> **Document section**
* * * * * * *
Microsoft Patents a Neural Network That Predicts Action Sequences from Entity Relationships
Microsoft has patented a way to train attention-based neural networks that treat 'who you interact with' and 'what those interactions say about you' as two separate — but jointly learned — inputs. The goal: predict what a user or entity will do next.
What Microsoft's entity-relationship sequence model actually does
Imagine LinkedIn watching which job postings you click, which recruiters message you, and which companies you follow — and then trying to predict what you'll do next, like applying to a specific role or accepting a connection. That's roughly the problem this patent is designed to solve.
Microsoft's approach feeds two kinds of information into a neural network at the same time: a sequence of actions (what an entity — say, a user or an advertiser — has actually done) and descriptive content about that entity (like a profile, a bio, or product metadata). By combining behavioral history with descriptive context, the model gets a richer picture than either source alone would provide.
* * * * * * *
> **Data shown**
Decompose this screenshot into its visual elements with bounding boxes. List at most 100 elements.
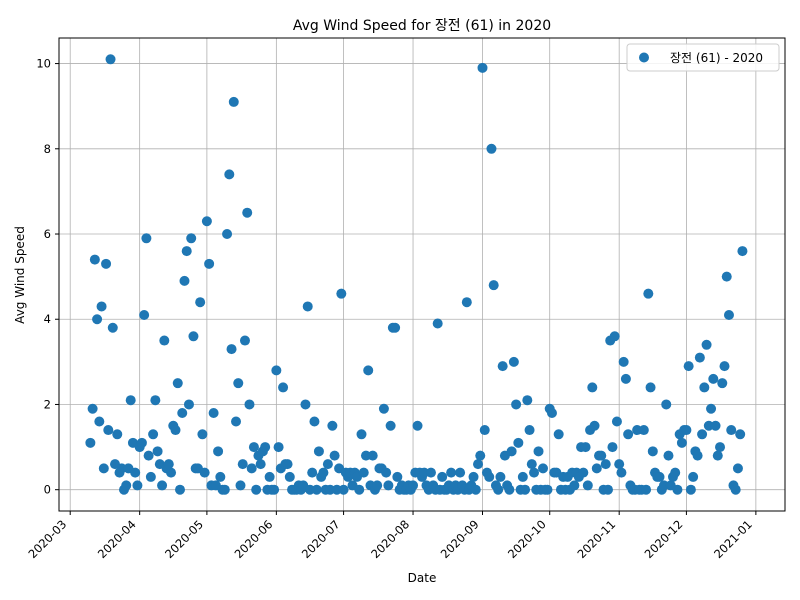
* * * * * * *
> **To be done**
(a) In the patent article, what is the stated goal of the attention-based neural networks Microsoft has patented?
(b) Write down the part of the patent article starting with "Microsoft Patents a" and going on through "will do next.".

> **Expected responses**
(a) To predict what a user or entity will do next.

(b)
Microsoft Patents a Neural Network That Predicts Action Sequences from Entity Relationships
Microsoft has patented a way to train attention-based neural networks that treat 'who you interact with' and 'what those interactions say about you' as two separate — but jointly learned — inputs. The goal: predict what a user or entity will do next.